_OBJECTIVE_
Extract every line below that contains the word "icon".

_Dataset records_
□ □ □ □ □ □ □

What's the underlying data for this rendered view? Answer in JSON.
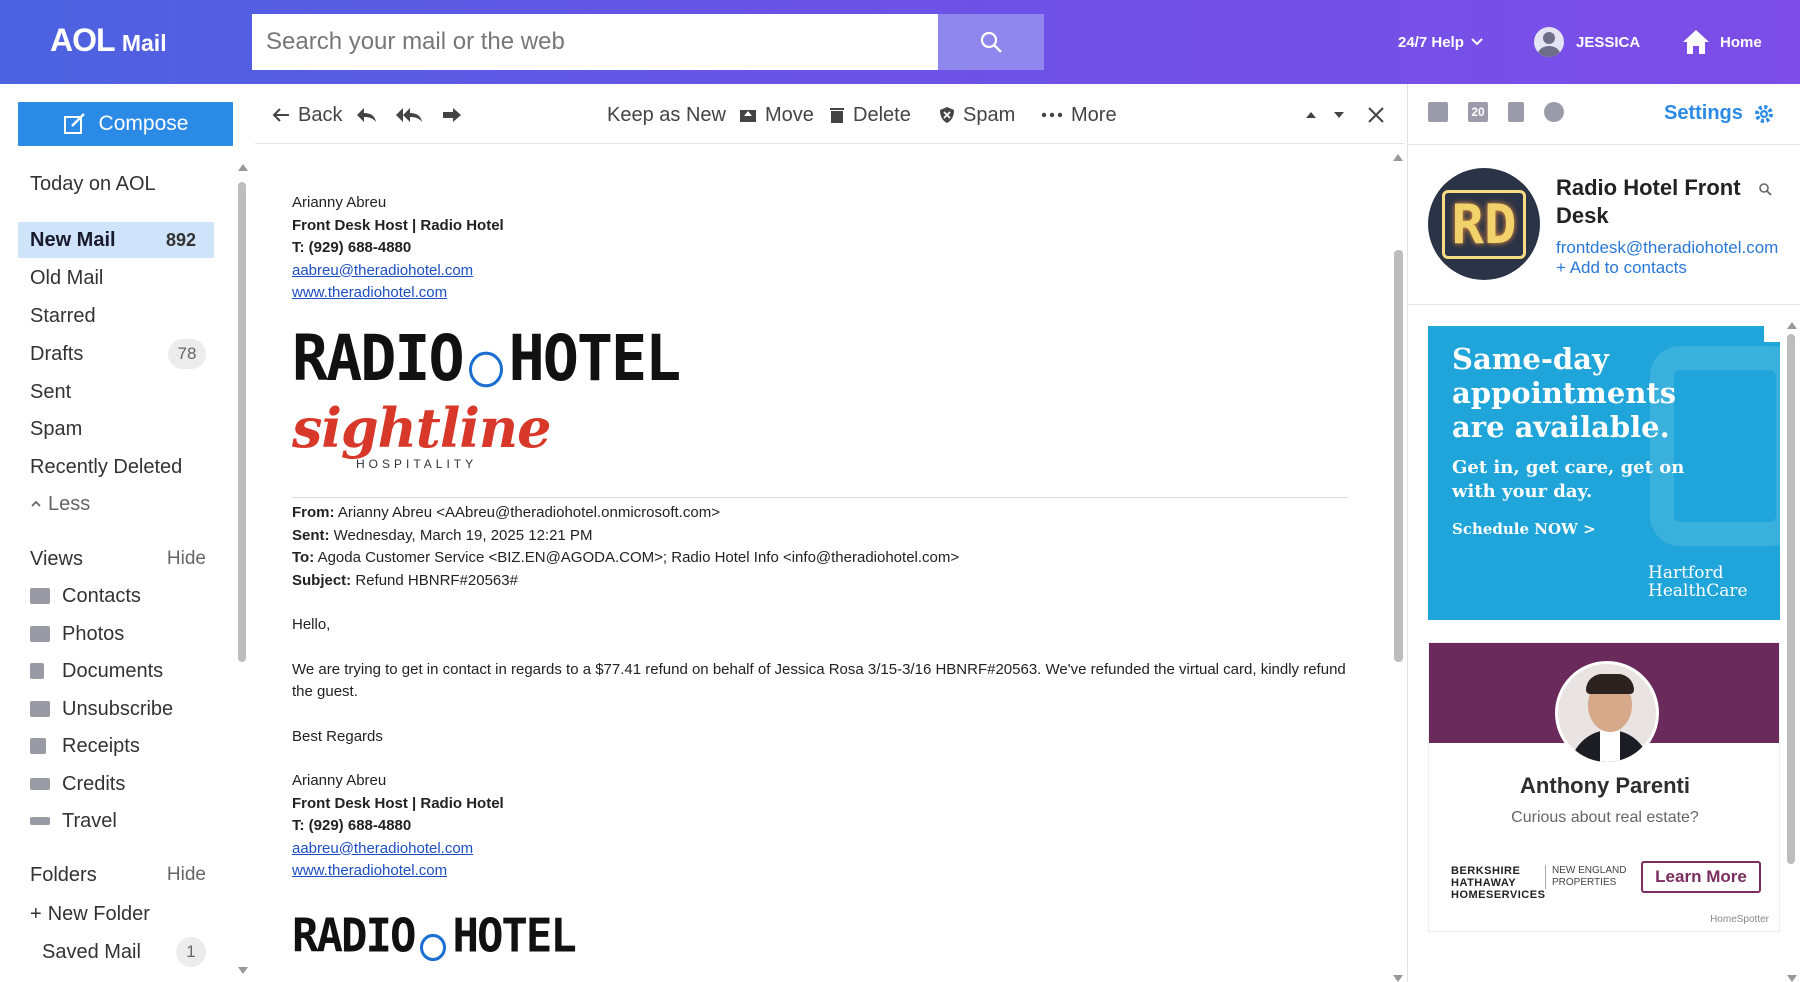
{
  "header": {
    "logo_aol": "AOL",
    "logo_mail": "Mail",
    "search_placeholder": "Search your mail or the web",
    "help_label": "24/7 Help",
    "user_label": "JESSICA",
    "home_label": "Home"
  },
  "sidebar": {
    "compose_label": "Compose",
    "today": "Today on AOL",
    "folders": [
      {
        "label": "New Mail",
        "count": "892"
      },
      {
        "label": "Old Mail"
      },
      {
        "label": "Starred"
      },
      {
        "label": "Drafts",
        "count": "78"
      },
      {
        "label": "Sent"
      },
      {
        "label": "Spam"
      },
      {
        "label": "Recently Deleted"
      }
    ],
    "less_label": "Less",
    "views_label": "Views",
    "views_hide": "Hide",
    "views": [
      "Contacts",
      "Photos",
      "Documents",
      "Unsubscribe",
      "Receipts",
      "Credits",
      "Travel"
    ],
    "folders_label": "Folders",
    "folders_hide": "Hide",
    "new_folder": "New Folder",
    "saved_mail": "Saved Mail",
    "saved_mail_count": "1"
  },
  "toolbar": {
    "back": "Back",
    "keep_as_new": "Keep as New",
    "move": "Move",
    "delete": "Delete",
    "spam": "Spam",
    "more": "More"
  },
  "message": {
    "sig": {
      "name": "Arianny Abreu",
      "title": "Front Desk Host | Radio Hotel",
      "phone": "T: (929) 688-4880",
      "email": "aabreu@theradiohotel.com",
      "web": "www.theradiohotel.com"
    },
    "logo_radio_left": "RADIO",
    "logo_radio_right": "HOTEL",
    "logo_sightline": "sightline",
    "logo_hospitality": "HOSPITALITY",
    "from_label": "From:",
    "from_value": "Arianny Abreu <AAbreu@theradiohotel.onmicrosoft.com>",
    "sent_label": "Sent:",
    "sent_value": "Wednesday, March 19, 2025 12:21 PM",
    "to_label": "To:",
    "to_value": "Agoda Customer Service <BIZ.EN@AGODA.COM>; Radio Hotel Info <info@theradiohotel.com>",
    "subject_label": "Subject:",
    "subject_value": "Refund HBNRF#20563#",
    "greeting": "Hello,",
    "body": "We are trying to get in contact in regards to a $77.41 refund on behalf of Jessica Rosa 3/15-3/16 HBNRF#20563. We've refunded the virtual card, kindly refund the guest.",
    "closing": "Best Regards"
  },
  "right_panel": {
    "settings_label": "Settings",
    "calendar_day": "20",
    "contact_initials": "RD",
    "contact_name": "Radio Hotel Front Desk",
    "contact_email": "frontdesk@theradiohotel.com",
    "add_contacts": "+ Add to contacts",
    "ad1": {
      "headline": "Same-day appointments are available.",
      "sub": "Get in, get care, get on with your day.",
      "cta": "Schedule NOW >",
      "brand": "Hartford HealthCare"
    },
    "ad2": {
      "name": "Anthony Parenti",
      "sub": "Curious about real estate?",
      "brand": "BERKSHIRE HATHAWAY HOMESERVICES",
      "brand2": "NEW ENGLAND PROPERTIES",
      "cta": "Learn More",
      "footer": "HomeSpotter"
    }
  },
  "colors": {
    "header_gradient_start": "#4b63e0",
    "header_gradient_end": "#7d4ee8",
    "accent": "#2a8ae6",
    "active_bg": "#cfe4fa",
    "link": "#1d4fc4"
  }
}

□ □ □ □ □ □ □

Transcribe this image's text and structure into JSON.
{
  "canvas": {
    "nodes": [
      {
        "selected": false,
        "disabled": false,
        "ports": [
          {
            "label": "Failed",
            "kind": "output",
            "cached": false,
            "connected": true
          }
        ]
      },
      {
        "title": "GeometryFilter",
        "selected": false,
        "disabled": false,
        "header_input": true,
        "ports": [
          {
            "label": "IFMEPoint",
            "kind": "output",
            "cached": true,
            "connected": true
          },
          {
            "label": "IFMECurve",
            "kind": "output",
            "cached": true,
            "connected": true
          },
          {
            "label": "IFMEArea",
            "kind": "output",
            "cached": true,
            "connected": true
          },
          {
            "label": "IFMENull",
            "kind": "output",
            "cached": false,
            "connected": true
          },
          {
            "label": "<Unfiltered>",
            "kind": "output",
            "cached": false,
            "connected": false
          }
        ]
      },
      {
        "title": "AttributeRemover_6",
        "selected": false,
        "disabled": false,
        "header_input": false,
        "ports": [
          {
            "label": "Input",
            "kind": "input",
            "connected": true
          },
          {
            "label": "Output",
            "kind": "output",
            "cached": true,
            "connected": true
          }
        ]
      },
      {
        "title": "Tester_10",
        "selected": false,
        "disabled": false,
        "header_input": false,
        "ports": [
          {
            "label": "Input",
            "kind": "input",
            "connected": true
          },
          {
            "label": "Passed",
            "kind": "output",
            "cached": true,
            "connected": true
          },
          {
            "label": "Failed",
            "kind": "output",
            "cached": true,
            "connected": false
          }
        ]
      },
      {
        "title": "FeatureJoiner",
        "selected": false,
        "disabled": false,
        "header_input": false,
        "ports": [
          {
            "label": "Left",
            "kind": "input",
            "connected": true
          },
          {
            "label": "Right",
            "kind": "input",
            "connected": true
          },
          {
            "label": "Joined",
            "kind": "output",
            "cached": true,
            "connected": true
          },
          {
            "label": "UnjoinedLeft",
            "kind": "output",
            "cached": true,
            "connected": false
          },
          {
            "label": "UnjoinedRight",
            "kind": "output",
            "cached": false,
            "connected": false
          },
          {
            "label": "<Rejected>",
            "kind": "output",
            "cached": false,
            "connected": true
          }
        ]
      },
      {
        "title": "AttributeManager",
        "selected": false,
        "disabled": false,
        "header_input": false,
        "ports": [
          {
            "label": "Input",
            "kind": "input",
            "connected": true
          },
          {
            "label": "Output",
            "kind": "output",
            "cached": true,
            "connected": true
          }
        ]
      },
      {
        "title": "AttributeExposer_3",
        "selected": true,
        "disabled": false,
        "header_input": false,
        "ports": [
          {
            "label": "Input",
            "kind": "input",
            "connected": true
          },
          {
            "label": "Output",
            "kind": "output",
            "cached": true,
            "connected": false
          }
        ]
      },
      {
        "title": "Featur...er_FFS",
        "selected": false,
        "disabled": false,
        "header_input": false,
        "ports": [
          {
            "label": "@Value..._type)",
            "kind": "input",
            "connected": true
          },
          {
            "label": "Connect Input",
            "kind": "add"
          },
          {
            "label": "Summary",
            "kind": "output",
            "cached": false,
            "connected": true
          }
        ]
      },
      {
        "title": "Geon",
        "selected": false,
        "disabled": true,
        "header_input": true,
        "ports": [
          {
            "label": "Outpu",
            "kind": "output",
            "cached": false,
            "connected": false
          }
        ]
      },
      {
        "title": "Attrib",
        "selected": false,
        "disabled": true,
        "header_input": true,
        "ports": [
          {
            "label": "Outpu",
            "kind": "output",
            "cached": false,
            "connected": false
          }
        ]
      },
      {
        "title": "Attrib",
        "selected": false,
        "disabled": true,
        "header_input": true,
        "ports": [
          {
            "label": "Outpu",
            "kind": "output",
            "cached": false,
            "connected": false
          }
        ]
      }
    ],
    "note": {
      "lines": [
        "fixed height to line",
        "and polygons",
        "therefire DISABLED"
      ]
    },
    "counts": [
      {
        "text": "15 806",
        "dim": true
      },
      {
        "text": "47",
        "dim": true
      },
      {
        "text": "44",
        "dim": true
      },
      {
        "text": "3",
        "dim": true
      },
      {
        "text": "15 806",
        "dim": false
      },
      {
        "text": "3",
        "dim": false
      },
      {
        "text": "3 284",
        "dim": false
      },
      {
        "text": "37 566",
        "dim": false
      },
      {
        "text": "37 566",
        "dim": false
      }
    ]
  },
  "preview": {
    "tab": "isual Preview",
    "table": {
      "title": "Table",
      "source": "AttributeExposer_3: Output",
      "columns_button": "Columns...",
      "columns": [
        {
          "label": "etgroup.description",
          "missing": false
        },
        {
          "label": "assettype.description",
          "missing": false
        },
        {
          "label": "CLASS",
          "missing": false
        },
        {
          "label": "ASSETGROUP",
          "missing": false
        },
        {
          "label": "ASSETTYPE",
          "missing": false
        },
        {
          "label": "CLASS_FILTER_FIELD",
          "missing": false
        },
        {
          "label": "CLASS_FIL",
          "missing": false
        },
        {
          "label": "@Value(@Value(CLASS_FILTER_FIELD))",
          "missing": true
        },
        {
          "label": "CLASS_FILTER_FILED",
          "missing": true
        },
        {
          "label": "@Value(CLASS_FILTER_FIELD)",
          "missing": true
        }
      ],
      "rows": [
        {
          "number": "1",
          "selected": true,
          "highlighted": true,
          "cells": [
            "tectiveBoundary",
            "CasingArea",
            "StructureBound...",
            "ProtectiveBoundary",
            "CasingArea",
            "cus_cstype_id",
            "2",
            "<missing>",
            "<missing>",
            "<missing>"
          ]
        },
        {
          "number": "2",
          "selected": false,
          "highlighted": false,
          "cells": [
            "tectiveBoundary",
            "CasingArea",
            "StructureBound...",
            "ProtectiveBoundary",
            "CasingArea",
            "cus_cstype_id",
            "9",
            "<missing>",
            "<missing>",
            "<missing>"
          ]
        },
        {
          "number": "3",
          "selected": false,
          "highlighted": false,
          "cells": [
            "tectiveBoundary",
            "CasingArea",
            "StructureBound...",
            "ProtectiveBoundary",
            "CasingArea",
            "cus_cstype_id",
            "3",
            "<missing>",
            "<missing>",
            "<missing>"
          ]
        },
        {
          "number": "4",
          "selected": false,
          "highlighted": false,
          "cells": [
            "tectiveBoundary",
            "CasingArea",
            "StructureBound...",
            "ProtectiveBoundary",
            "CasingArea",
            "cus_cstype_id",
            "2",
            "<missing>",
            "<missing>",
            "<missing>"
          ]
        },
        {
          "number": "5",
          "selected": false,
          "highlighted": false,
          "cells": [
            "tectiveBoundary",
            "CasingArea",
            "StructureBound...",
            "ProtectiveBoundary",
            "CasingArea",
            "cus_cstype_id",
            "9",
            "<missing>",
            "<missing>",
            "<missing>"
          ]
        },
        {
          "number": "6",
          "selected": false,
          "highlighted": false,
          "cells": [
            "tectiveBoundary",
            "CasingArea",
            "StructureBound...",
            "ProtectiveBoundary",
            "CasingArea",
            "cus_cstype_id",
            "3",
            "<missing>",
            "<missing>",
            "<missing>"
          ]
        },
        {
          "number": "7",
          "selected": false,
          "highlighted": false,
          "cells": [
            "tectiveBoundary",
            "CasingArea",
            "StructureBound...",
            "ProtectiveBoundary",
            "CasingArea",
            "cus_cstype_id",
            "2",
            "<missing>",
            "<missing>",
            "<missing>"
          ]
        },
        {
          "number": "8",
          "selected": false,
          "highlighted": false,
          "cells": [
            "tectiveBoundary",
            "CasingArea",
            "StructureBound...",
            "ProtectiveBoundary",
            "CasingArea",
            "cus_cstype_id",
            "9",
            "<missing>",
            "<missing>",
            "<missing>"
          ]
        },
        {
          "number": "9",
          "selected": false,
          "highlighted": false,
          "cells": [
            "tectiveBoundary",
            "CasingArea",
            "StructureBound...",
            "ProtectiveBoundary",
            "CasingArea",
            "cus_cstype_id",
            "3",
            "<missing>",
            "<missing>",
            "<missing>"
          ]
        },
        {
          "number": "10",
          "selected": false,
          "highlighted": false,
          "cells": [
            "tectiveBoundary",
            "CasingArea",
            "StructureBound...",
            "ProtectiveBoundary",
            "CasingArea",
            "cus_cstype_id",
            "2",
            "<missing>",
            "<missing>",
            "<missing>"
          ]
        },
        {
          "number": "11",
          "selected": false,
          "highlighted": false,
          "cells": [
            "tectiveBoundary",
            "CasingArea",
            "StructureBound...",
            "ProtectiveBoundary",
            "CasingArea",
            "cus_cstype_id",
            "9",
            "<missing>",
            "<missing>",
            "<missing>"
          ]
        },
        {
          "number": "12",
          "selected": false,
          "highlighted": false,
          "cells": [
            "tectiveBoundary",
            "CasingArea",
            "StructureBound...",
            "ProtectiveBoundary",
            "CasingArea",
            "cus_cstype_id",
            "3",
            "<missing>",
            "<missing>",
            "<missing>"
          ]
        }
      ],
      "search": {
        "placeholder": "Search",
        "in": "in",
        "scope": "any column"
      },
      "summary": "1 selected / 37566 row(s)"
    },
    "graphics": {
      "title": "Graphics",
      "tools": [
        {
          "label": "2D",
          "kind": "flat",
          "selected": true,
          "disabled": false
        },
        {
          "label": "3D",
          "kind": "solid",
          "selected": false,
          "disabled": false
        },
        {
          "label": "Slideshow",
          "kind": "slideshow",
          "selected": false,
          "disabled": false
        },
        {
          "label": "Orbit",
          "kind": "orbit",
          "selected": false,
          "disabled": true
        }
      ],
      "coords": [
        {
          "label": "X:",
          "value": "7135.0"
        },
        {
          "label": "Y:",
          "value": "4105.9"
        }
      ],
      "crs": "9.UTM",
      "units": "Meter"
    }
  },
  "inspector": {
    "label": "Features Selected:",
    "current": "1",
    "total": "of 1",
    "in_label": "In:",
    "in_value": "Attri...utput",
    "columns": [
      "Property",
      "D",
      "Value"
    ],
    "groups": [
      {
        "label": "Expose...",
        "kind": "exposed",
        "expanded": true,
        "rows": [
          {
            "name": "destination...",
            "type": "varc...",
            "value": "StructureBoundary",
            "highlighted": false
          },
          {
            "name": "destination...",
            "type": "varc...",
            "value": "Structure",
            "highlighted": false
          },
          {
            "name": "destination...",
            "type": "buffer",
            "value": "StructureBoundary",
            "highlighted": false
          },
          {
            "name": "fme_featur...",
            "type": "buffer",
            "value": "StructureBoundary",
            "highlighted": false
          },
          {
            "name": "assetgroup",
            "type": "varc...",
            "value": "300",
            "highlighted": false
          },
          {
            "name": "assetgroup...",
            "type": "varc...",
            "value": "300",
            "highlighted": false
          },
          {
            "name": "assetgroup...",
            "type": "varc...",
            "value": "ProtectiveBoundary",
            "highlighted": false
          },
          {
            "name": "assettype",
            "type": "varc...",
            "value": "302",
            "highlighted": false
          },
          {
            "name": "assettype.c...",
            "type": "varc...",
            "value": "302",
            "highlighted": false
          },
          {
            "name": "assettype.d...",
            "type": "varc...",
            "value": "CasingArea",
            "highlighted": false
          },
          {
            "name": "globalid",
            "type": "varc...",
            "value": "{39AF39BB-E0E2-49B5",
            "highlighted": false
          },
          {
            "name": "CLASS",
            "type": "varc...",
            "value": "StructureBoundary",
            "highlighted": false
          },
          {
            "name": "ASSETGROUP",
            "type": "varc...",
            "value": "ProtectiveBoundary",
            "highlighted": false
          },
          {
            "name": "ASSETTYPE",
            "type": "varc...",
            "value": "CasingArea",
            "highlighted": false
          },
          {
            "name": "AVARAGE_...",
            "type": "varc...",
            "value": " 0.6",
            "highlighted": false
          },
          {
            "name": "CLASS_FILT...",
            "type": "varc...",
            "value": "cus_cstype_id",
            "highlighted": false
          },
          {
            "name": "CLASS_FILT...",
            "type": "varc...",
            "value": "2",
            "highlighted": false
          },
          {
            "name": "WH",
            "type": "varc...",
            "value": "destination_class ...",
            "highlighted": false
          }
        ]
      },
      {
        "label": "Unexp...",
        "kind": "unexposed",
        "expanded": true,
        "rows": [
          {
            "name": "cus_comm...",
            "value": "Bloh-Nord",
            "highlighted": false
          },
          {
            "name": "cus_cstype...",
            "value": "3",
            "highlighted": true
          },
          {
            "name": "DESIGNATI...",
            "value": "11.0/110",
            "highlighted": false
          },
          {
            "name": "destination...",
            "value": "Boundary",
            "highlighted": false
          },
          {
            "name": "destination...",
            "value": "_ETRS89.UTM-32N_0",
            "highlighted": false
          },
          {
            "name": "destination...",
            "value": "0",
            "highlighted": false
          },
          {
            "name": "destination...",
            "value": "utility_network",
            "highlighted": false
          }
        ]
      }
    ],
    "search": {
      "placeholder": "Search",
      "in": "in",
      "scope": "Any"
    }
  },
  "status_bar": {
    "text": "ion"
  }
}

□ □ □ □ □ □ □

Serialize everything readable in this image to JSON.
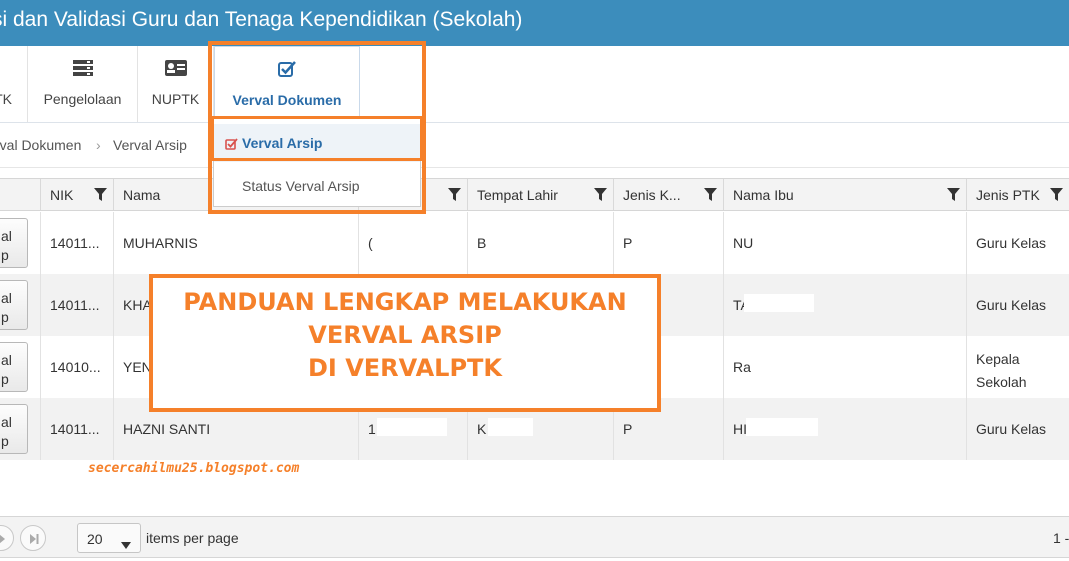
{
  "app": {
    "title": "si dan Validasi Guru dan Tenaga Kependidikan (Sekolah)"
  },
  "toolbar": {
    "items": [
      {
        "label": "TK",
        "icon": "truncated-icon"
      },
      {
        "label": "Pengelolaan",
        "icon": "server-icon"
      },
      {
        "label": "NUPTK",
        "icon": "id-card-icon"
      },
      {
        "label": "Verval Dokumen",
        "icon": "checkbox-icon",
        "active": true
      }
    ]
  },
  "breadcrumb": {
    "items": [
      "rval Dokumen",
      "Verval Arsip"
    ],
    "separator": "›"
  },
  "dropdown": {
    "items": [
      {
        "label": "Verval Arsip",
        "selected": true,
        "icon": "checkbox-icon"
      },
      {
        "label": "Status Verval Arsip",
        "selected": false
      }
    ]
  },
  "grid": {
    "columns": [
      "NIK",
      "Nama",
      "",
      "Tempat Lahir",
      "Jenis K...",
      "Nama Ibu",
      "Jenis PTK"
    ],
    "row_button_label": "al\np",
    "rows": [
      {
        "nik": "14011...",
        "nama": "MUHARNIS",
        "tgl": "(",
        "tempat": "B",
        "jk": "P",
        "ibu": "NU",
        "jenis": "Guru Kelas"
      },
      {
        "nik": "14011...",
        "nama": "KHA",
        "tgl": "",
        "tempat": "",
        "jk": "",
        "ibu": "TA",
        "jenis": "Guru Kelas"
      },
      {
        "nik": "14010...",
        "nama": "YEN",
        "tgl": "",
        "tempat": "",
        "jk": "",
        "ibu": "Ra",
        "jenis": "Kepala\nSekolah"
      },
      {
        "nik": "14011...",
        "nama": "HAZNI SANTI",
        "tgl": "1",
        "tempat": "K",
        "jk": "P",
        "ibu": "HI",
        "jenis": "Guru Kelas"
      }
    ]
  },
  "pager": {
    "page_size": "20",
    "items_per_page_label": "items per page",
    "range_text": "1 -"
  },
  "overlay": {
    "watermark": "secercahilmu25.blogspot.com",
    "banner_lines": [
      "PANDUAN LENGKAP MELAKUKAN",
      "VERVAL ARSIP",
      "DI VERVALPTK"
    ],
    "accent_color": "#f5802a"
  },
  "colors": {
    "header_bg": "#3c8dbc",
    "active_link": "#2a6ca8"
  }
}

□ □ □ □ □ □ □

_TASK ANSWER_
        "icon": "truncated-icon"
        "icon": "server-icon"
        "icon": "id-card-icon"
        "icon": "checkbox-icon",
        "icon": "checkbox-icon"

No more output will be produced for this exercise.